- _What you are asked to do_
Repeat each record below exactly as given.

- _Provided entries_
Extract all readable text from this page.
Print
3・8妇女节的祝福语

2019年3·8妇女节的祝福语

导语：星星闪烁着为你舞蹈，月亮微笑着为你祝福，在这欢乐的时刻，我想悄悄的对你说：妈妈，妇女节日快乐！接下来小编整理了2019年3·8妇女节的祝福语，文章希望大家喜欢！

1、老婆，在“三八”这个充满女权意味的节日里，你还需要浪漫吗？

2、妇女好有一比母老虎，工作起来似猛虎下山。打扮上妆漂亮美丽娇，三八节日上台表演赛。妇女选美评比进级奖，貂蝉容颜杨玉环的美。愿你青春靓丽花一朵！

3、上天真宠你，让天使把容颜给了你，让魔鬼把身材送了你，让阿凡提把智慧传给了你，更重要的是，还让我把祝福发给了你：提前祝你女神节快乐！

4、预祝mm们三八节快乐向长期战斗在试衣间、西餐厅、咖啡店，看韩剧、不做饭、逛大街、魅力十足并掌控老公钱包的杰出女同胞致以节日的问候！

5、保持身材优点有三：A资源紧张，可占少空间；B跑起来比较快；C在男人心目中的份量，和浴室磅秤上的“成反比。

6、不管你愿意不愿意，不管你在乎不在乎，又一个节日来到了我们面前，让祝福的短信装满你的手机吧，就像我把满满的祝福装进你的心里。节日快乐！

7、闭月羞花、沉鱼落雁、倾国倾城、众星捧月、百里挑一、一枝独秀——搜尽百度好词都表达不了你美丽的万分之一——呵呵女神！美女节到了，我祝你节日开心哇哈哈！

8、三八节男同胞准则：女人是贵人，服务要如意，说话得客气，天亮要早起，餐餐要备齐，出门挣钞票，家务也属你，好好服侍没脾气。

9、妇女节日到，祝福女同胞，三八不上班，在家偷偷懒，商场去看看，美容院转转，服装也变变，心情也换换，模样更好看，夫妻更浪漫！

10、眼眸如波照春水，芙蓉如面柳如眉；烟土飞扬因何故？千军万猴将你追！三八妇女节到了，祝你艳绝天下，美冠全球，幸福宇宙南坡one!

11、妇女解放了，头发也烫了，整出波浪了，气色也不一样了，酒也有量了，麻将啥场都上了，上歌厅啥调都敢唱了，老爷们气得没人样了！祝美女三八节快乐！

- _Complete answer_
Extract all readable text from this page.
Print
3・8妇女节的祝福语

2019年3·8妇女节的祝福语

导语：星星闪烁着为你舞蹈，月亮微笑着为你祝福，在这欢乐的时刻，我想悄悄的对你说：妈妈，妇女节日快乐！接下来小编整理了2019年3·8妇女节的祝福语，文章希望大家喜欢！

1、老婆，在“三八”这个充满女权意味的节日里，你还需要浪漫吗？

2、妇女好有一比母老虎，工作起来似猛虎下山。打扮上妆漂亮美丽娇，三八节日上台表演赛。妇女选美评比进级奖，貂蝉容颜杨玉环的美。愿你青春靓丽花一朵！

3、上天真宠你，让天使把容颜给了你，让魔鬼把身材送了你，让阿凡提把智慧传给了你，更重要的是，还让我把祝福发给了你：提前祝你女神节快乐！

4、预祝mm们三八节快乐向长期战斗在试衣间、西餐厅、咖啡店，看韩剧、不做饭、逛大街、魅力十足并掌控老公钱包的杰出女同胞致以节日的问候！

5、保持身材优点有三：A资源紧张，可占少空间；B跑起来比较快；C在男人心目中的份量，和浴室磅秤上的“成反比。

6、不管你愿意不愿意，不管你在乎不在乎，又一个节日来到了我们面前，让祝福的短信装满你的手机吧，就像我把满满的祝福装进你的心里。节日快乐！

7、闭月羞花、沉鱼落雁、倾国倾城、众星捧月、百里挑一、一枝独秀——搜尽百度好词都表达不了你美丽的万分之一——呵呵女神！美女节到了，我祝你节日开心哇哈哈！

8、三八节男同胞准则：女人是贵人，服务要如意，说话得客气，天亮要早起，餐餐要备齐，出门挣钞票，家务也属你，好好服侍没脾气。

9、妇女节日到，祝福女同胞，三八不上班，在家偷偷懒，商场去看看，美容院转转，服装也变变，心情也换换，模样更好看，夫妻更浪漫！

10、眼眸如波照春水，芙蓉如面柳如眉；烟土飞扬因何故？千军万猴将你追！三八妇女节到了，祝你艳绝天下，美冠全球，幸福宇宙南坡one!

11、妇女解放了，头发也烫了，整出波浪了，气色也不一样了，酒也有量了，麻将啥场都上了，上歌厅啥调都敢唱了，老爷们气得没人样了！祝美女三八节快乐！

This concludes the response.